■ Task instructions ■
Please repeat all of the lines that follow, exactly as written.

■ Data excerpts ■
·····

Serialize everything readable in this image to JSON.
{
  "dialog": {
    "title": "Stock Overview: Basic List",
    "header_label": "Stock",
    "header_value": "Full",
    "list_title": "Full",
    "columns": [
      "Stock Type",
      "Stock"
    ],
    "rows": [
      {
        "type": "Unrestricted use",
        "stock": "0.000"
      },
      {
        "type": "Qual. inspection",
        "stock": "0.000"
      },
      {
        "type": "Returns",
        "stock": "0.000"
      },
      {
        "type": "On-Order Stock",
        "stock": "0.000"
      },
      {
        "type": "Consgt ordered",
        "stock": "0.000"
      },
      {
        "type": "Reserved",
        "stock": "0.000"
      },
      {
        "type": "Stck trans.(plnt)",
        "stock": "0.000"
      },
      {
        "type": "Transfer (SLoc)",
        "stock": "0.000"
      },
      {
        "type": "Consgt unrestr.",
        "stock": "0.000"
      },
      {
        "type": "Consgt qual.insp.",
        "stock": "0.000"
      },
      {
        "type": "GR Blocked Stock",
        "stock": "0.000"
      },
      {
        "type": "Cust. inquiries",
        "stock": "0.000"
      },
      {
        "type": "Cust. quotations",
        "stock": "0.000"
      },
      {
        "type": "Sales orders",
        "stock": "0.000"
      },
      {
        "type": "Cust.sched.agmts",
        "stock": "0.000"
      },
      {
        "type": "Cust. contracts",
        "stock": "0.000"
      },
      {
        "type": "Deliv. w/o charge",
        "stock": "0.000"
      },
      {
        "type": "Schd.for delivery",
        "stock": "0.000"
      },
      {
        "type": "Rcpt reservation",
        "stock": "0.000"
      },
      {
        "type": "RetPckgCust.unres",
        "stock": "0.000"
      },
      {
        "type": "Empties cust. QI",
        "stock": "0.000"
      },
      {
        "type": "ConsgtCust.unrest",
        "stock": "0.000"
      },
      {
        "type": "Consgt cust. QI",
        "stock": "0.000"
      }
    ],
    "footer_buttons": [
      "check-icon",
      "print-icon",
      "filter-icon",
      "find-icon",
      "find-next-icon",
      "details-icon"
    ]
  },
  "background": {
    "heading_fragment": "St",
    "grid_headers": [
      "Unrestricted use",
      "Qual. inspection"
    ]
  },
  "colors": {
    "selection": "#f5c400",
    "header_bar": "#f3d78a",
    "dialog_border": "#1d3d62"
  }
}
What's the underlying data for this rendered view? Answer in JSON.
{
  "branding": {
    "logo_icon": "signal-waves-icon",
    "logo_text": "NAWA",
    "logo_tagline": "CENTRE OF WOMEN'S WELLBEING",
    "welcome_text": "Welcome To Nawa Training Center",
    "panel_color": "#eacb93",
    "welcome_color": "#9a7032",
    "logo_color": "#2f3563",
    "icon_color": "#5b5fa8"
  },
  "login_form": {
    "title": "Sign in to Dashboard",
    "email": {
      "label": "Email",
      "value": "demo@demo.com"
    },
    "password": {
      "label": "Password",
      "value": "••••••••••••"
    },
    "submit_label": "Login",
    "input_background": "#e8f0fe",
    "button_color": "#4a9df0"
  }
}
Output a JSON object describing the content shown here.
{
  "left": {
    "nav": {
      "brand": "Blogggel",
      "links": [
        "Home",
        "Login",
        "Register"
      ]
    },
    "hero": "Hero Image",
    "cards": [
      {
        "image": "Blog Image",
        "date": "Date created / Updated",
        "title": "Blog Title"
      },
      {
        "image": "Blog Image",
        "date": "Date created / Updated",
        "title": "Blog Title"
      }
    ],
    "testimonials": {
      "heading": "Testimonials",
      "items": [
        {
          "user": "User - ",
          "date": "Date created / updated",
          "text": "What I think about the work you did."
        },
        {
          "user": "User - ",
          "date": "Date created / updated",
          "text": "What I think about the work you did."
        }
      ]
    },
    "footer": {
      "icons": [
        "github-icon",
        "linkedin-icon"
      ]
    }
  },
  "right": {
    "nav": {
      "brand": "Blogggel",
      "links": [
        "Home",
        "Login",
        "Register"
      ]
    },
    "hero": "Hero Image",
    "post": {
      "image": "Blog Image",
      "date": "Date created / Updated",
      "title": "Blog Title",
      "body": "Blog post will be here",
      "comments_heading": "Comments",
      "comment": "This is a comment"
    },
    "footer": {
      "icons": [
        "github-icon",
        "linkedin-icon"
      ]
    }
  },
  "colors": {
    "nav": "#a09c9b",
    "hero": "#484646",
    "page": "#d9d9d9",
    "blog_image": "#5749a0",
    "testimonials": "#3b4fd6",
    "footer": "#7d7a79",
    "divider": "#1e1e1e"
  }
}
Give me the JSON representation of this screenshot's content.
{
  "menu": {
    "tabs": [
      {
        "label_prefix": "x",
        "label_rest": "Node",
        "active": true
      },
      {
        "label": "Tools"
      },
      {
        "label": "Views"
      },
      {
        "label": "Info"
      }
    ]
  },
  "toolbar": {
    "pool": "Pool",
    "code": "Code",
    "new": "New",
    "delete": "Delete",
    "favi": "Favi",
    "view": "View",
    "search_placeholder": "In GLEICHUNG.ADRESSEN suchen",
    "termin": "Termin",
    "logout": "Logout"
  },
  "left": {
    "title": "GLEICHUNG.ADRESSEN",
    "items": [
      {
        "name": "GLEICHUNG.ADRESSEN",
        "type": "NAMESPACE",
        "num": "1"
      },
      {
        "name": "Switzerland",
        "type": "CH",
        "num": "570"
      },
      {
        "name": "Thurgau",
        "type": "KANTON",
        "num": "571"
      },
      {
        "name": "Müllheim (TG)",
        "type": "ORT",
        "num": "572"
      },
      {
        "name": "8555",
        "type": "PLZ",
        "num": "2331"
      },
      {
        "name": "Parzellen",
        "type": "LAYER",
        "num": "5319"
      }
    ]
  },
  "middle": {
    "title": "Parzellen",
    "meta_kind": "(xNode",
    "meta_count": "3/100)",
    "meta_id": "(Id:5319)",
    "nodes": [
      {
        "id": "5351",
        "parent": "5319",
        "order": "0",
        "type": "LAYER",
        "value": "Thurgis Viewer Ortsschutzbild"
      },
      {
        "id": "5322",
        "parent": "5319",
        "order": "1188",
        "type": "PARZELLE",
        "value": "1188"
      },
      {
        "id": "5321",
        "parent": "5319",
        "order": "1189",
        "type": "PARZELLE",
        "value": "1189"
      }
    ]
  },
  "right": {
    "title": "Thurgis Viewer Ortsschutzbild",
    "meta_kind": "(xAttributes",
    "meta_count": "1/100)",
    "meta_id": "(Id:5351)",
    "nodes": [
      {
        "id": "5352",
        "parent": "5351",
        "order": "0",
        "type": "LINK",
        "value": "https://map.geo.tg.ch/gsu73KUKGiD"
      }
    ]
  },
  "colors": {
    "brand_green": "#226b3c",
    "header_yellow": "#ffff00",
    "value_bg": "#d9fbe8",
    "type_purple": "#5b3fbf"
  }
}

·····

■ Output for this exercise ■
Serialize everything readable in this image to JSON.
{
  "dialog": {
    "title": "Stock Overview: Basic List",
    "header_label": "Stock",
    "header_value": "Full",
    "list_title": "Full",
    "columns": [
      "Stock Type",
      "Stock"
    ],
    "rows": [
      {
        "type": "Unrestricted use",
        "stock": "0.000"
      },
      {
        "type": "Qual. inspection",
        "stock": "0.000"
      },
      {
        "type": "Returns",
        "stock": "0.000"
      },
      {
        "type": "On-Order Stock",
        "stock": "0.000"
      },
      {
        "type": "Consgt ordered",
        "stock": "0.000"
      },
      {
        "type": "Reserved",
        "stock": "0.000"
      },
      {
        "type": "Stck trans.(plnt)",
        "stock": "0.000"
      },
      {
        "type": "Transfer (SLoc)",
        "stock": "0.000"
      },
      {
        "type": "Consgt unrestr.",
        "stock": "0.000"
      },
      {
        "type": "Consgt qual.insp.",
        "stock": "0.000"
      },
      {
        "type": "GR Blocked Stock",
        "stock": "0.000"
      },
      {
        "type": "Cust. inquiries",
        "stock": "0.000"
      },
      {
        "type": "Cust. quotations",
        "stock": "0.000"
      },
      {
        "type": "Sales orders",
        "stock": "0.000"
      },
      {
        "type": "Cust.sched.agmts",
        "stock": "0.000"
      },
      {
        "type": "Cust. contracts",
        "stock": "0.000"
      },
      {
        "type": "Deliv. w/o charge",
        "stock": "0.000"
      },
      {
        "type": "Schd.for delivery",
        "stock": "0.000"
      },
      {
        "type": "Rcpt reservation",
        "stock": "0.000"
      },
      {
        "type": "RetPckgCust.unres",
        "stock": "0.000"
      },
      {
        "type": "Empties cust. QI",
        "stock": "0.000"
      },
      {
        "type": "ConsgtCust.unrest",
        "stock": "0.000"
      },
      {
        "type": "Consgt cust. QI",
        "stock": "0.000"
      }
    ],
    "footer_buttons": [
      "check-icon",
      "print-icon",
      "filter-icon",
      "find-icon",
      "find-next-icon",
      "details-icon"
    ]
  },
  "background": {
    "heading_fragment": "St",
    "grid_headers": [
      "Unrestricted use",
      "Qual. inspection"
    ]
  },
  "colors": {
    "selection": "#f5c400",
    "header_bar": "#f3d78a",
    "dialog_border": "#1d3d62"
  }
}
What's the underlying data for this rendered view? Answer in JSON.
{
  "branding": {
    "logo_icon": "signal-waves-icon",
    "logo_text": "NAWA",
    "logo_tagline": "CENTRE OF WOMEN'S WELLBEING",
    "welcome_text": "Welcome To Nawa Training Center",
    "panel_color": "#eacb93",
    "welcome_color": "#9a7032",
    "logo_color": "#2f3563",
    "icon_color": "#5b5fa8"
  },
  "login_form": {
    "title": "Sign in to Dashboard",
    "email": {
      "label": "Email",
      "value": "demo@demo.com"
    },
    "password": {
      "label": "Password",
      "value": "••••••••••••"
    },
    "submit_label": "Login",
    "input_background": "#e8f0fe",
    "button_color": "#4a9df0"
  }
}
Output a JSON object describing the content shown here.
{
  "left": {
    "nav": {
      "brand": "Blogggel",
      "links": [
        "Home",
        "Login",
        "Register"
      ]
    },
    "hero": "Hero Image",
    "cards": [
      {
        "image": "Blog Image",
        "date": "Date created / Updated",
        "title": "Blog Title"
      },
      {
        "image": "Blog Image",
        "date": "Date created / Updated",
        "title": "Blog Title"
      }
    ],
    "testimonials": {
      "heading": "Testimonials",
      "items": [
        {
          "user": "User - ",
          "date": "Date created / updated",
          "text": "What I think about the work you did."
        },
        {
          "user": "User - ",
          "date": "Date created / updated",
          "text": "What I think about the work you did."
        }
      ]
    },
    "footer": {
      "icons": [
        "github-icon",
        "linkedin-icon"
      ]
    }
  },
  "right": {
    "nav": {
      "brand": "Blogggel",
      "links": [
        "Home",
        "Login",
        "Register"
      ]
    },
    "hero": "Hero Image",
    "post": {
      "image": "Blog Image",
      "date": "Date created / Updated",
      "title": "Blog Title",
      "body": "Blog post will be here",
      "comments_heading": "Comments",
      "comment": "This is a comment"
    },
    "footer": {
      "icons": [
        "github-icon",
        "linkedin-icon"
      ]
    }
  },
  "colors": {
    "nav": "#a09c9b",
    "hero": "#484646",
    "page": "#d9d9d9",
    "blog_image": "#5749a0",
    "testimonials": "#3b4fd6",
    "footer": "#7d7a79",
    "divider": "#1e1e1e"
  }
}
Give me the JSON representation of this screenshot's content.
{
  "menu": {
    "tabs": [
      {
        "label_prefix": "x",
        "label_rest": "Node",
        "active": true
      },
      {
        "label": "Tools"
      },
      {
        "label": "Views"
      },
      {
        "label": "Info"
      }
    ]
  },
  "toolbar": {
    "pool": "Pool",
    "code": "Code",
    "new": "New",
    "delete": "Delete",
    "favi": "Favi",
    "view": "View",
    "search_placeholder": "In GLEICHUNG.ADRESSEN suchen",
    "termin": "Termin",
    "logout": "Logout"
  },
  "left": {
    "title": "GLEICHUNG.ADRESSEN",
    "items": [
      {
        "name": "GLEICHUNG.ADRESSEN",
        "type": "NAMESPACE",
        "num": "1"
      },
      {
        "name": "Switzerland",
        "type": "CH",
        "num": "570"
      },
      {
        "name": "Thurgau",
        "type": "KANTON",
        "num": "571"
      },
      {
        "name": "Müllheim (TG)",
        "type": "ORT",
        "num": "572"
      },
      {
        "name": "8555",
        "type": "PLZ",
        "num": "2331"
      },
      {
        "name": "Parzellen",
        "type": "LAYER",
        "num": "5319"
      }
    ]
  },
  "middle": {
    "title": "Parzellen",
    "meta_kind": "(xNode",
    "meta_count": "3/100)",
    "meta_id": "(Id:5319)",
    "nodes": [
      {
        "id": "5351",
        "parent": "5319",
        "order": "0",
        "type": "LAYER",
        "value": "Thurgis Viewer Ortsschutzbild"
      },
      {
        "id": "5322",
        "parent": "5319",
        "order": "1188",
        "type": "PARZELLE",
        "value": "1188"
      },
      {
        "id": "5321",
        "parent": "5319",
        "order": "1189",
        "type": "PARZELLE",
        "value": "1189"
      }
    ]
  },
  "right": {
    "title": "Thurgis Viewer Ortsschutzbild",
    "meta_kind": "(xAttributes",
    "meta_count": "1/100)",
    "meta_id": "(Id:5351)",
    "nodes": [
      {
        "id": "5352",
        "parent": "5351",
        "order": "0",
        "type": "LINK",
        "value": "https://map.geo.tg.ch/gsu73KUKGiD"
      }
    ]
  },
  "colors": {
    "brand_green": "#226b3c",
    "header_yellow": "#ffff00",
    "value_bg": "#d9fbe8",
    "type_purple": "#5b3fbf"
  }
}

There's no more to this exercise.